TASK GOAL → Render all the rows below as a Markdown table with the columns No. and Text, one numbered line per table row and no blank lines. Leave the pictures out.

TASK MATERIAL →

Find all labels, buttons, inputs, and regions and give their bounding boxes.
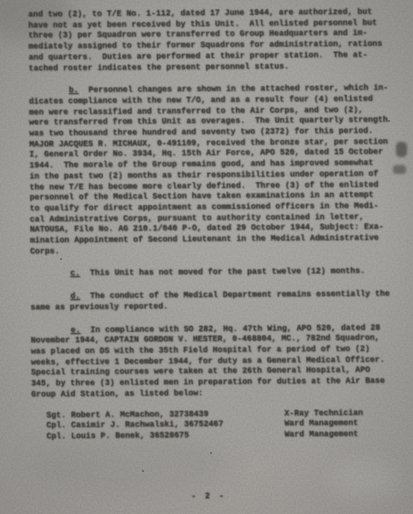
- paragraph-continuation: and two (2), to T/E No. 1-112, dated 17 …: [28, 7, 405, 74]
- scanned-document-page: and two (2), to T/E No. 1-112, dated 17 …: [0, 0, 413, 514]
- paragraph-c: c. This Unit has not moved for the past …: [30, 267, 407, 281]
- training-roster-list: Sgt. Robert A. McMachon, 32738439X-Ray T…: [46, 408, 413, 443]
- paragraph-d: d. The conduct of the Medical Department…: [30, 290, 407, 314]
- paragraph-text: In compliance with SO 282, Hq. 47th Wing…: [31, 323, 385, 399]
- paragraph-b: b. Personnel changes are shown in the at…: [29, 84, 407, 258]
- paragraph-text: and two (2), to T/E No. 1-112, dated 17 …: [28, 8, 382, 73]
- paragraph-e: e. In compliance with SO 282, Hq. 47th W…: [31, 323, 409, 401]
- roster-duty: Ward Management: [284, 419, 358, 430]
- paragraph-text: The conduct of the Medical Department re…: [30, 290, 389, 313]
- roster-row: Cpl. Louis P. Benek, 36528675Ward Manage…: [46, 429, 413, 443]
- paragraph-letter: c.: [70, 269, 80, 278]
- roster-duty: Ward Management: [284, 430, 358, 441]
- paragraph-text: Personnel changes are shown in the attac…: [29, 84, 388, 256]
- paragraph-letter: d.: [70, 292, 80, 301]
- page-number: - 2 -: [2, 490, 413, 504]
- paragraph-text: This Unit has not moved for the past twe…: [80, 267, 365, 278]
- roster-soldier: Cpl. Louis P. Benek, 36528675: [46, 430, 284, 443]
- paragraph-letter: b.: [69, 86, 79, 95]
- paragraph-letter: e.: [71, 326, 81, 335]
- typewritten-text-block: and two (2), to T/E No. 1-112, dated 17 …: [0, 0, 413, 514]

CORRECT RESULT →
| No. | Text |
|---|---|
| 1 | Find all labels, buttons, inputs, and regions and give their bounding boxes. |
| 2 | - paragraph-continuation: and two (2), to T/E No. 1-112, dated 17 …: [28, 7, 405, 74] |
| 3 | - scanned-document-page: and two (2), to T/E No. 1-112, dated 17 …: [0, 0, 413, 514] |
| 4 | - paragraph-c: c. This Unit has not moved for the past …: [30, 267, 407, 281] |
| 5 | - training-roster-list: Sgt. Robert A. McMachon, 32738439X-Ray T…: [46, 408, 413, 443] |
| 6 | - paragraph-d: d. The conduct of the Medical Department…: [30, 290, 407, 314] |
| 7 | - paragraph-text: In compliance with SO 282, Hq. 47th Wing…: [31, 323, 385, 399] |
| 8 | - paragraph-b: b. Personnel changes are shown in the at…: [29, 84, 407, 258] |
| 9 | - paragraph-text: and two (2), to T/E No. 1-112, dated 17 …: [28, 8, 382, 73] |
| 10 | - paragraph-e: e. In compliance with SO 282, Hq. 47th W…: [31, 323, 409, 401] |
| 11 | - roster-duty: Ward Management: [284, 419, 358, 430] |
| 12 | - paragraph-text: The conduct of the Medical Department re…: [30, 290, 389, 313] |
| 13 | - roster-row: Cpl. Louis P. Benek, 36528675Ward Manage…: [46, 429, 413, 443] |
| 14 | - paragraph-letter: c.: [70, 269, 80, 278] |
| 15 | - roster-duty: Ward Management: [284, 430, 358, 441] |
| 16 | - paragraph-text: Personnel changes are shown in the attac…: [29, 84, 388, 256] |
| 17 | - paragraph-letter: d.: [70, 292, 80, 301] |
| 18 | - page-number: - 2 -: [2, 490, 413, 504] |
| 19 | - paragraph-text: This Unit has not moved for the past twe…: [80, 267, 365, 278] |
| 20 | - roster-soldier: Cpl. Louis P. Benek, 36528675: [46, 430, 284, 443] |
| 21 | - paragraph-letter: b.: [69, 86, 79, 95] |
| 22 | - paragraph-letter: e.: [71, 326, 81, 335] |
| 23 | - typewritten-text-block: and two (2), to T/E No. 1-112, dated 17 …: [0, 0, 413, 514] |